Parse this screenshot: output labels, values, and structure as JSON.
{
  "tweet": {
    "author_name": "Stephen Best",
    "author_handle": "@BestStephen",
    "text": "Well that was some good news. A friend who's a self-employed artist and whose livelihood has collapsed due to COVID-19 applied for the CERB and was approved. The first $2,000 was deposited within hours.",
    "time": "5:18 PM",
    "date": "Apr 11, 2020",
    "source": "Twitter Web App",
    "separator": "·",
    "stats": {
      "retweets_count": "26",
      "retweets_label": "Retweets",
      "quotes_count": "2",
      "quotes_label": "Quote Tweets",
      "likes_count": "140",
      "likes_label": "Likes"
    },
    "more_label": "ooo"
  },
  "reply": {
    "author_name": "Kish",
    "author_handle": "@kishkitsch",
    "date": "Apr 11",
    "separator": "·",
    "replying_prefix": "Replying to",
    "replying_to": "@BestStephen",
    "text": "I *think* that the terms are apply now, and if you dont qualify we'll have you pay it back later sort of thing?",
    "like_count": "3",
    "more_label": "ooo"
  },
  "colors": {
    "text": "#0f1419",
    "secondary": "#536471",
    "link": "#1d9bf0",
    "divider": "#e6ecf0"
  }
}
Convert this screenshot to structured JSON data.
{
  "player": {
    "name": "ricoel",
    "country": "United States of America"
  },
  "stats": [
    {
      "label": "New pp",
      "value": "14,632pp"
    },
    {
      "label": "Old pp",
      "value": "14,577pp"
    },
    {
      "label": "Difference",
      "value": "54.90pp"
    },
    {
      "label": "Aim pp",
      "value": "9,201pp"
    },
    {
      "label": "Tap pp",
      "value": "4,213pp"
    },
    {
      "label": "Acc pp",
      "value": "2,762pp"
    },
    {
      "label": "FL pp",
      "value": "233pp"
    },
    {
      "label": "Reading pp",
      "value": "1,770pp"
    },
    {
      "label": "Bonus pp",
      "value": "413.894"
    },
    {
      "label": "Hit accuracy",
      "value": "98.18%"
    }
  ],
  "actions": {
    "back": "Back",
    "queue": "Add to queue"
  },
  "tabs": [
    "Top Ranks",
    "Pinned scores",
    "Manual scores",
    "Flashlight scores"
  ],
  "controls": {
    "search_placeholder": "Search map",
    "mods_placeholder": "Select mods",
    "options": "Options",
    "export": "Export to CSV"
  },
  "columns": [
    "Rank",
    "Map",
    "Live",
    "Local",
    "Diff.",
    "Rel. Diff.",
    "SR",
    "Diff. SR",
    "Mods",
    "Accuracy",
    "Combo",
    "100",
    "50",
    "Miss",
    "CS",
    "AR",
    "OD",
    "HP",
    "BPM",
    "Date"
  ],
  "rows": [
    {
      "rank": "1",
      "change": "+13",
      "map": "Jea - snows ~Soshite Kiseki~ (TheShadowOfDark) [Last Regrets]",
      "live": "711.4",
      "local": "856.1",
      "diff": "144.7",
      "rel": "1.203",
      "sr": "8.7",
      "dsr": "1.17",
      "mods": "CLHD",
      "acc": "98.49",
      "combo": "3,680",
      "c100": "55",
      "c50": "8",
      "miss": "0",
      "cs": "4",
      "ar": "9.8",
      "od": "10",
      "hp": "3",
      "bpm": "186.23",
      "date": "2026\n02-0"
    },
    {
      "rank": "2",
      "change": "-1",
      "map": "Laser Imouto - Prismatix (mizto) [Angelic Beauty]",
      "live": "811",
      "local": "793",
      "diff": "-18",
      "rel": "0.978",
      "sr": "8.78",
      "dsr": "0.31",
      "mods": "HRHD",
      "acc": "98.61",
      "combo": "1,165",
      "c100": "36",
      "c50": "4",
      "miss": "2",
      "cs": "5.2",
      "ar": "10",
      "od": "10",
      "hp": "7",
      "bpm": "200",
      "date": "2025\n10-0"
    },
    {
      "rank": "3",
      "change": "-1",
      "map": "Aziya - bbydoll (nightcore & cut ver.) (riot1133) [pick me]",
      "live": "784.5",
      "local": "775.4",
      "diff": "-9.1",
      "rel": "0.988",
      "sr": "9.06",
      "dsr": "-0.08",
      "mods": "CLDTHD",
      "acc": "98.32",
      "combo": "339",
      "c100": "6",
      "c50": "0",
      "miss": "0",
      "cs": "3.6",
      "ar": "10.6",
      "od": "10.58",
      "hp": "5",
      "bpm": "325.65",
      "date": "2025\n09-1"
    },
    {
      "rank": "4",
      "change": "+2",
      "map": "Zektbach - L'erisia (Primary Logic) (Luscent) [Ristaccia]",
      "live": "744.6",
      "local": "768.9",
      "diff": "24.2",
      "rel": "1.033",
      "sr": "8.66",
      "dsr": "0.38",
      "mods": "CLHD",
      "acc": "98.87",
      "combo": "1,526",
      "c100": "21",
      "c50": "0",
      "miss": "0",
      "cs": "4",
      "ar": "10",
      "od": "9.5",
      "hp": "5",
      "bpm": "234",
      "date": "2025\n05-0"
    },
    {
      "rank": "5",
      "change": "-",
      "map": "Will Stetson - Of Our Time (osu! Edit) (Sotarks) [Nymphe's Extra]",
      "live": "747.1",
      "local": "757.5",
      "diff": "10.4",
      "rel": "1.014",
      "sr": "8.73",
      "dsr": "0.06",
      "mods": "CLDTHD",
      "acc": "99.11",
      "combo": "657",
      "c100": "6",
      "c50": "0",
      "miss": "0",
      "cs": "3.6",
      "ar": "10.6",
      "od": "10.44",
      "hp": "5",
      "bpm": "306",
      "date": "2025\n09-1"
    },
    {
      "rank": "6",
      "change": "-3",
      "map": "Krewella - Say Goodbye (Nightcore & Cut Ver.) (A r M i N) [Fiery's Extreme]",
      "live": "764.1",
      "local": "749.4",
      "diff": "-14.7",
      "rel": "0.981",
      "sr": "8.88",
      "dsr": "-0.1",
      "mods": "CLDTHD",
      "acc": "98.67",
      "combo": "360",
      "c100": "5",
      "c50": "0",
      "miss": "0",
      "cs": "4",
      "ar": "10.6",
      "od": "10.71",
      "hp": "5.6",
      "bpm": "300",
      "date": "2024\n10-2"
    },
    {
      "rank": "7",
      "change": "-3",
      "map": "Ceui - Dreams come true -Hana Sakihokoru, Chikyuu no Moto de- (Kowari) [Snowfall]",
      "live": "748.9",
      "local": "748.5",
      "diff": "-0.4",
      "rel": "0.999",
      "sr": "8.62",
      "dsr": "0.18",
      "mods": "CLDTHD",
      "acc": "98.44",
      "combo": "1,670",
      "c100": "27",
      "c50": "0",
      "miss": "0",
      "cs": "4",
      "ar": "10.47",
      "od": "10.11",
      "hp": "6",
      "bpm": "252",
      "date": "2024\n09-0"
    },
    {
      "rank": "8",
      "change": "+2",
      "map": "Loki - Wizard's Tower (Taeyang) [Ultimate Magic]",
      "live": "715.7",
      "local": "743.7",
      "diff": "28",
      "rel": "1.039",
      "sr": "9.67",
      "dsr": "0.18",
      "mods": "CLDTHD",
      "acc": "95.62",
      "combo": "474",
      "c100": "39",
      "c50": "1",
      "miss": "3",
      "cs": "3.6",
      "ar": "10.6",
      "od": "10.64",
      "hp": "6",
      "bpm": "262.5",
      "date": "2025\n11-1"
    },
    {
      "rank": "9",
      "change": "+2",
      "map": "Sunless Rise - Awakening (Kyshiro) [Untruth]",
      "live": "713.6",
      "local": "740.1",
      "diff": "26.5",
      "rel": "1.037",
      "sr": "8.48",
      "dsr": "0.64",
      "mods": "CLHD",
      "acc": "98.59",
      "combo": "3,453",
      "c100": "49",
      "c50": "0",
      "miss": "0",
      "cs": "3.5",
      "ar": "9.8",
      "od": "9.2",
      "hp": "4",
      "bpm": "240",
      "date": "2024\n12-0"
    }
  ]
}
•••••
- [Exercise goal]:
Type the whole listing again, unaltered.

- [Full output]:
Parse this screenshot: output labels, values, and structure as JSON.
{
  "tweet": {
    "author_name": "Stephen Best",
    "author_handle": "@BestStephen",
    "text": "Well that was some good news. A friend who's a self-employed artist and whose livelihood has collapsed due to COVID-19 applied for the CERB and was approved. The first $2,000 was deposited within hours.",
    "time": "5:18 PM",
    "date": "Apr 11, 2020",
    "source": "Twitter Web App",
    "separator": "·",
    "stats": {
      "retweets_count": "26",
      "retweets_label": "Retweets",
      "quotes_count": "2",
      "quotes_label": "Quote Tweets",
      "likes_count": "140",
      "likes_label": "Likes"
    },
    "more_label": "ooo"
  },
  "reply": {
    "author_name": "Kish",
    "author_handle": "@kishkitsch",
    "date": "Apr 11",
    "separator": "·",
    "replying_prefix": "Replying to",
    "replying_to": "@BestStephen",
    "text": "I *think* that the terms are apply now, and if you dont qualify we'll have you pay it back later sort of thing?",
    "like_count": "3",
    "more_label": "ooo"
  },
  "colors": {
    "text": "#0f1419",
    "secondary": "#536471",
    "link": "#1d9bf0",
    "divider": "#e6ecf0"
  }
}
Convert this screenshot to structured JSON data.
{
  "player": {
    "name": "ricoel",
    "country": "United States of America"
  },
  "stats": [
    {
      "label": "New pp",
      "value": "14,632pp"
    },
    {
      "label": "Old pp",
      "value": "14,577pp"
    },
    {
      "label": "Difference",
      "value": "54.90pp"
    },
    {
      "label": "Aim pp",
      "value": "9,201pp"
    },
    {
      "label": "Tap pp",
      "value": "4,213pp"
    },
    {
      "label": "Acc pp",
      "value": "2,762pp"
    },
    {
      "label": "FL pp",
      "value": "233pp"
    },
    {
      "label": "Reading pp",
      "value": "1,770pp"
    },
    {
      "label": "Bonus pp",
      "value": "413.894"
    },
    {
      "label": "Hit accuracy",
      "value": "98.18%"
    }
  ],
  "actions": {
    "back": "Back",
    "queue": "Add to queue"
  },
  "tabs": [
    "Top Ranks",
    "Pinned scores",
    "Manual scores",
    "Flashlight scores"
  ],
  "controls": {
    "search_placeholder": "Search map",
    "mods_placeholder": "Select mods",
    "options": "Options",
    "export": "Export to CSV"
  },
  "columns": [
    "Rank",
    "Map",
    "Live",
    "Local",
    "Diff.",
    "Rel. Diff.",
    "SR",
    "Diff. SR",
    "Mods",
    "Accuracy",
    "Combo",
    "100",
    "50",
    "Miss",
    "CS",
    "AR",
    "OD",
    "HP",
    "BPM",
    "Date"
  ],
  "rows": [
    {
      "rank": "1",
      "change": "+13",
      "map": "Jea - snows ~Soshite Kiseki~ (TheShadowOfDark) [Last Regrets]",
      "live": "711.4",
      "local": "856.1",
      "diff": "144.7",
      "rel": "1.203",
      "sr": "8.7",
      "dsr": "1.17",
      "mods": "CLHD",
      "acc": "98.49",
      "combo": "3,680",
      "c100": "55",
      "c50": "8",
      "miss": "0",
      "cs": "4",
      "ar": "9.8",
      "od": "10",
      "hp": "3",
      "bpm": "186.23",
      "date": "2026\n02-0"
    },
    {
      "rank": "2",
      "change": "-1",
      "map": "Laser Imouto - Prismatix (mizto) [Angelic Beauty]",
      "live": "811",
      "local": "793",
      "diff": "-18",
      "rel": "0.978",
      "sr": "8.78",
      "dsr": "0.31",
      "mods": "HRHD",
      "acc": "98.61",
      "combo": "1,165",
      "c100": "36",
      "c50": "4",
      "miss": "2",
      "cs": "5.2",
      "ar": "10",
      "od": "10",
      "hp": "7",
      "bpm": "200",
      "date": "2025\n10-0"
    },
    {
      "rank": "3",
      "change": "-1",
      "map": "Aziya - bbydoll (nightcore & cut ver.) (riot1133) [pick me]",
      "live": "784.5",
      "local": "775.4",
      "diff": "-9.1",
      "rel": "0.988",
      "sr": "9.06",
      "dsr": "-0.08",
      "mods": "CLDTHD",
      "acc": "98.32",
      "combo": "339",
      "c100": "6",
      "c50": "0",
      "miss": "0",
      "cs": "3.6",
      "ar": "10.6",
      "od": "10.58",
      "hp": "5",
      "bpm": "325.65",
      "date": "2025\n09-1"
    },
    {
      "rank": "4",
      "change": "+2",
      "map": "Zektbach - L'erisia (Primary Logic) (Luscent) [Ristaccia]",
      "live": "744.6",
      "local": "768.9",
      "diff": "24.2",
      "rel": "1.033",
      "sr": "8.66",
      "dsr": "0.38",
      "mods": "CLHD",
      "acc": "98.87",
      "combo": "1,526",
      "c100": "21",
      "c50": "0",
      "miss": "0",
      "cs": "4",
      "ar": "10",
      "od": "9.5",
      "hp": "5",
      "bpm": "234",
      "date": "2025\n05-0"
    },
    {
      "rank": "5",
      "change": "-",
      "map": "Will Stetson - Of Our Time (osu! Edit) (Sotarks) [Nymphe's Extra]",
      "live": "747.1",
      "local": "757.5",
      "diff": "10.4",
      "rel": "1.014",
      "sr": "8.73",
      "dsr": "0.06",
      "mods": "CLDTHD",
      "acc": "99.11",
      "combo": "657",
      "c100": "6",
      "c50": "0",
      "miss": "0",
      "cs": "3.6",
      "ar": "10.6",
      "od": "10.44",
      "hp": "5",
      "bpm": "306",
      "date": "2025\n09-1"
    },
    {
      "rank": "6",
      "change": "-3",
      "map": "Krewella - Say Goodbye (Nightcore & Cut Ver.) (A r M i N) [Fiery's Extreme]",
      "live": "764.1",
      "local": "749.4",
      "diff": "-14.7",
      "rel": "0.981",
      "sr": "8.88",
      "dsr": "-0.1",
      "mods": "CLDTHD",
      "acc": "98.67",
      "combo": "360",
      "c100": "5",
      "c50": "0",
      "miss": "0",
      "cs": "4",
      "ar": "10.6",
      "od": "10.71",
      "hp": "5.6",
      "bpm": "300",
      "date": "2024\n10-2"
    },
    {
      "rank": "7",
      "change": "-3",
      "map": "Ceui - Dreams come true -Hana Sakihokoru, Chikyuu no Moto de- (Kowari) [Snowfall]",
      "live": "748.9",
      "local": "748.5",
      "diff": "-0.4",
      "rel": "0.999",
      "sr": "8.62",
      "dsr": "0.18",
      "mods": "CLDTHD",
      "acc": "98.44",
      "combo": "1,670",
      "c100": "27",
      "c50": "0",
      "miss": "0",
      "cs": "4",
      "ar": "10.47",
      "od": "10.11",
      "hp": "6",
      "bpm": "252",
      "date": "2024\n09-0"
    },
    {
      "rank": "8",
      "change": "+2",
      "map": "Loki - Wizard's Tower (Taeyang) [Ultimate Magic]",
      "live": "715.7",
      "local": "743.7",
      "diff": "28",
      "rel": "1.039",
      "sr": "9.67",
      "dsr": "0.18",
      "mods": "CLDTHD",
      "acc": "95.62",
      "combo": "474",
      "c100": "39",
      "c50": "1",
      "miss": "3",
      "cs": "3.6",
      "ar": "10.6",
      "od": "10.64",
      "hp": "6",
      "bpm": "262.5",
      "date": "2025\n11-1"
    },
    {
      "rank": "9",
      "change": "+2",
      "map": "Sunless Rise - Awakening (Kyshiro) [Untruth]",
      "live": "713.6",
      "local": "740.1",
      "diff": "26.5",
      "rel": "1.037",
      "sr": "8.48",
      "dsr": "0.64",
      "mods": "CLHD",
      "acc": "98.59",
      "combo": "3,453",
      "c100": "49",
      "c50": "0",
      "miss": "0",
      "cs": "3.5",
      "ar": "9.8",
      "od": "9.2",
      "hp": "4",
      "bpm": "240",
      "date": "2024\n12-0"
    }
  ]
}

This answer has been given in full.